• _Source document_:

╔══

History Trail, Seamus Murphy, Cork Sculptor

Walks start at Crawford Art Gallery

The trails are based on my collaboration with Cork City Council in 2007 to mark the centenary of the birth of Seamus Murphy..

Introduction:

Born in Greenhills, Burnfort, County Cork in 1907, Seamus Murphy (1907-1975) was one of the foremost stone carvers and sculptors of his time, his work forming part of modern European tradition. From 1922 until 1930 Seamus Murphy worked as an apprentice stone carver at the Marble Art Works of John Aloysius O’Connell in Blackpool, Cork.

Seamus received a scholarship in 1931, which enabled him to go to London and then to Paris where he was a student at the Académie Colarossi and studied with the Irish-American sculptor, Andrew O’Connor. Returning home, he established his own workshop in Blackpool. Seamus employed a high level of design and craftsmanship while executing his work, whether they were plaques, headstones, figures, monuments or memorials.

The trail below on some of the works of Seamus Murphy is based on a publication by Cork City Council and I in 2007, the centenary of Seamus’s birth.

Seamus Murphy, Sculptor (picture: Cork City Library)
Seamus Murphy, Sculptor (picture: Cork City Library)

Frameworks Film presents Seamus Murphy A Quiet Revolution explores the life and career of the Irish sculptor Seamus Murphy (1907-1975)

Walk One – The Making of an Artist:

Start at Crawford Art Gallery. Cross over Christy Ring Bridge and pass into Blackpool, in valley of the Kiln River, a tributary of the River Lee. Blackpool was the core of industry in Cork in the eighteenth and nineteenth centuries. In the district, attempts were made at various times to start and revive the manufacture of textiles. The leather industry was vibrant in Blackpool with no fewer than 46 tanyards at work there in the year 1837 giving employment to over 700 hands and tanning on average 110,000 hides annually. Distilling became significant in the Cork region during the last decades of the 1700s.

Follow northwards into Blackpool. On your left, you will see the home of Lady’s Well Brewery. The brewery takes its name form a famous well nearby and was founded in 1854 by Messrs. James, William, Jerome and Francis Murphy. Take the first turn left after the Brewery and walk onto Watercourse Road.

Although Seamus Murphy was born in rural Cork, his fondest memories were those spent growing up in the northside of the City, which he later chose as the location to set up his own studio or the ‘skullery’, now the site of the AIB bank on the Watercourse Road. Seamus’s affinity with this area of town stemmed from his formal training as a foliage carver in the Marble Art Works of J.A. O’Connell, which was located adjacent to his studio.

The exhibition entitled “Seamus Murphy and Blackpool” in the Cork City and County Archive Building documents his contribution to the locality. The 1930’s coincided with a revival of Blackpool’s fame as an industrial centre for textiles. William Dwyer’s Sunbeam Wolsey Factory used raw wool and silk to produce socks, underwear and silk hosiery. As a patron of the arts, Dwyer commissioned Seamus to create plaques for his factory buildings at Millfield between Blackpool village and the Commons Road, Youghal and Midleton.  These depicted scenes of weaving, spinning and cotton. His greatest commission to Seamus was to the design.

╚══

• _Required actions_:
1) According to the Seamus Murphy history trail, where did he serve his apprenticeship as a stone carver from 1922 until 1930?
2) Update the listing from its first line through the line containing "toggle-label: Open network information", replacing "Config Manager" with "Network Center". Leave everything else unchanged.

Layout annotation data

╔══

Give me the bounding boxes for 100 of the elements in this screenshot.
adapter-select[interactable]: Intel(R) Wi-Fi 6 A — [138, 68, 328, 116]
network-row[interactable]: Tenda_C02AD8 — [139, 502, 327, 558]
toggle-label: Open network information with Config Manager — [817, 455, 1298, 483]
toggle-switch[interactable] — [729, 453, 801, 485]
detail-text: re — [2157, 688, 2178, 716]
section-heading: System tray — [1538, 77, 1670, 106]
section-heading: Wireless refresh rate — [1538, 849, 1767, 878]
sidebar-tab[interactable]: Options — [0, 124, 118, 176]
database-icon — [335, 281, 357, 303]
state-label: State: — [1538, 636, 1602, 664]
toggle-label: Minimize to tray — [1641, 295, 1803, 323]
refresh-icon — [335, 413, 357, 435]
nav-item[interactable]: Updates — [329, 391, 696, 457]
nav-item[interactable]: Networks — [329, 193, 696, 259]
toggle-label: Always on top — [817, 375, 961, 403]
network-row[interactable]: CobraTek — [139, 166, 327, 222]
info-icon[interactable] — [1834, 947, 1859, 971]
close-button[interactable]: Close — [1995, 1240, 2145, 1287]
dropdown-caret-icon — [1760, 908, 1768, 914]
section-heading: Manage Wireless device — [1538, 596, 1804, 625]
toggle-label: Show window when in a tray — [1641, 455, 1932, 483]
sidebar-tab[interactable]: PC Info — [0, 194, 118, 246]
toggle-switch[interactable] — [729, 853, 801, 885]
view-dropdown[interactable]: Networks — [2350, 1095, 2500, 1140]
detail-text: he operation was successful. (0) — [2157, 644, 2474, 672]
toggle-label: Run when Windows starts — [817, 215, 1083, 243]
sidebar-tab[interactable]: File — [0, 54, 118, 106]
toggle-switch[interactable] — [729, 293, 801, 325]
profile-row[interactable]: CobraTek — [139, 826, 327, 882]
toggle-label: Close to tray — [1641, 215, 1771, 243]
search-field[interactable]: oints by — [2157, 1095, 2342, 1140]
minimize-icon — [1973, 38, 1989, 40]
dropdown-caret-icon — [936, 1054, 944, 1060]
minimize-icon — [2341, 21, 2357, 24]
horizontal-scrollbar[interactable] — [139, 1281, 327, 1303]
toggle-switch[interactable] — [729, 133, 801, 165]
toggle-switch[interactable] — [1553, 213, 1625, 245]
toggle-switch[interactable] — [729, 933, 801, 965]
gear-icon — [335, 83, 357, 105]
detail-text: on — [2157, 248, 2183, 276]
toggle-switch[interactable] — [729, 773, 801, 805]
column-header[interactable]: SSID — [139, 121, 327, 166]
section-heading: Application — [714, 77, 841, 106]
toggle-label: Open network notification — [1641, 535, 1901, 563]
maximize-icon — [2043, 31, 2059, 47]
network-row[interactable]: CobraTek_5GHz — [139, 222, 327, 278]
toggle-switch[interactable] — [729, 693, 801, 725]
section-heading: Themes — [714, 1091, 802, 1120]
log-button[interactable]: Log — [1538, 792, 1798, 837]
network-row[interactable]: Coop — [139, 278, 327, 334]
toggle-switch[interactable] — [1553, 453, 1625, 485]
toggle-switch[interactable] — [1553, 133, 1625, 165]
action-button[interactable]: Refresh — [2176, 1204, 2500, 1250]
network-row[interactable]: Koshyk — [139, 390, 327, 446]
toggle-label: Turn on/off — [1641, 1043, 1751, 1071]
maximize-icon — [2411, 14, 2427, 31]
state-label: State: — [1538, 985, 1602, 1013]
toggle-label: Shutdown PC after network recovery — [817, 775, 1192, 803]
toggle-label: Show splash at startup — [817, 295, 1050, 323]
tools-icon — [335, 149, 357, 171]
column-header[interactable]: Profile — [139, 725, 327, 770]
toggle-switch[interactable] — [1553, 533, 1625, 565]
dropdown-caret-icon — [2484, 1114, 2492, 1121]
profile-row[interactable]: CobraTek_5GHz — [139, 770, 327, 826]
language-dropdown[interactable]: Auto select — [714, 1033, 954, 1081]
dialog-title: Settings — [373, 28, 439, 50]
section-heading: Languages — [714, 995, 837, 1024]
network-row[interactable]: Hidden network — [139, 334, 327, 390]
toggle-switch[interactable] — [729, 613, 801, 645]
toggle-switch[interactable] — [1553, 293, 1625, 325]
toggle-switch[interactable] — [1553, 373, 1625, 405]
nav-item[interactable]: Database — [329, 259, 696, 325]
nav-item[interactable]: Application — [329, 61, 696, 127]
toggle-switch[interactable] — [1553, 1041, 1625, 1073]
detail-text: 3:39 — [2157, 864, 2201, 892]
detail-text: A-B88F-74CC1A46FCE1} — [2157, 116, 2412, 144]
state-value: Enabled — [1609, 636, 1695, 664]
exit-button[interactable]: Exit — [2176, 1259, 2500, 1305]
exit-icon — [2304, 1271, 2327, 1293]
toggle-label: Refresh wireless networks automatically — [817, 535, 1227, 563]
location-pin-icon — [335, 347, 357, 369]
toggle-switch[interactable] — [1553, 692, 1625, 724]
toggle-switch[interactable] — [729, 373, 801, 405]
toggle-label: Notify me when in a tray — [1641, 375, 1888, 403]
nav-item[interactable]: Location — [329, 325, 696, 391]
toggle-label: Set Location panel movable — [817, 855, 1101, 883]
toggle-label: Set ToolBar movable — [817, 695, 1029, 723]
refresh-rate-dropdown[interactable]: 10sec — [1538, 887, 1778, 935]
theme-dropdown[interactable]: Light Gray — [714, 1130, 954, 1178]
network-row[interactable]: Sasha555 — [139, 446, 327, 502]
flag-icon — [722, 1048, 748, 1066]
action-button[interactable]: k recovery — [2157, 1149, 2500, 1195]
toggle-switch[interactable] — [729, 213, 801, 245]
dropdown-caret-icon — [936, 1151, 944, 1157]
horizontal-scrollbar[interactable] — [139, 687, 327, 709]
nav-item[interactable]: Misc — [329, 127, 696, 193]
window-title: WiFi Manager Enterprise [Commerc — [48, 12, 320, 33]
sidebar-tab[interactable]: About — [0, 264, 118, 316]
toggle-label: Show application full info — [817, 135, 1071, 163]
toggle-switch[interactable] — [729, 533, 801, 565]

╚══

• _Complete answers_:
1) He served it at the Marble Art Works of John Aloysius O'Connell in Blackpool, Cork.

2)
Give me the bounding boxes for 100 of the elements in this screenshot.
adapter-select[interactable]: Intel(R) Wi-Fi 6 A — [138, 68, 328, 116]
network-row[interactable]: Tenda_C02AD8 — [139, 502, 327, 558]
toggle-label: Open network information with Network Center — [817, 455, 1298, 483]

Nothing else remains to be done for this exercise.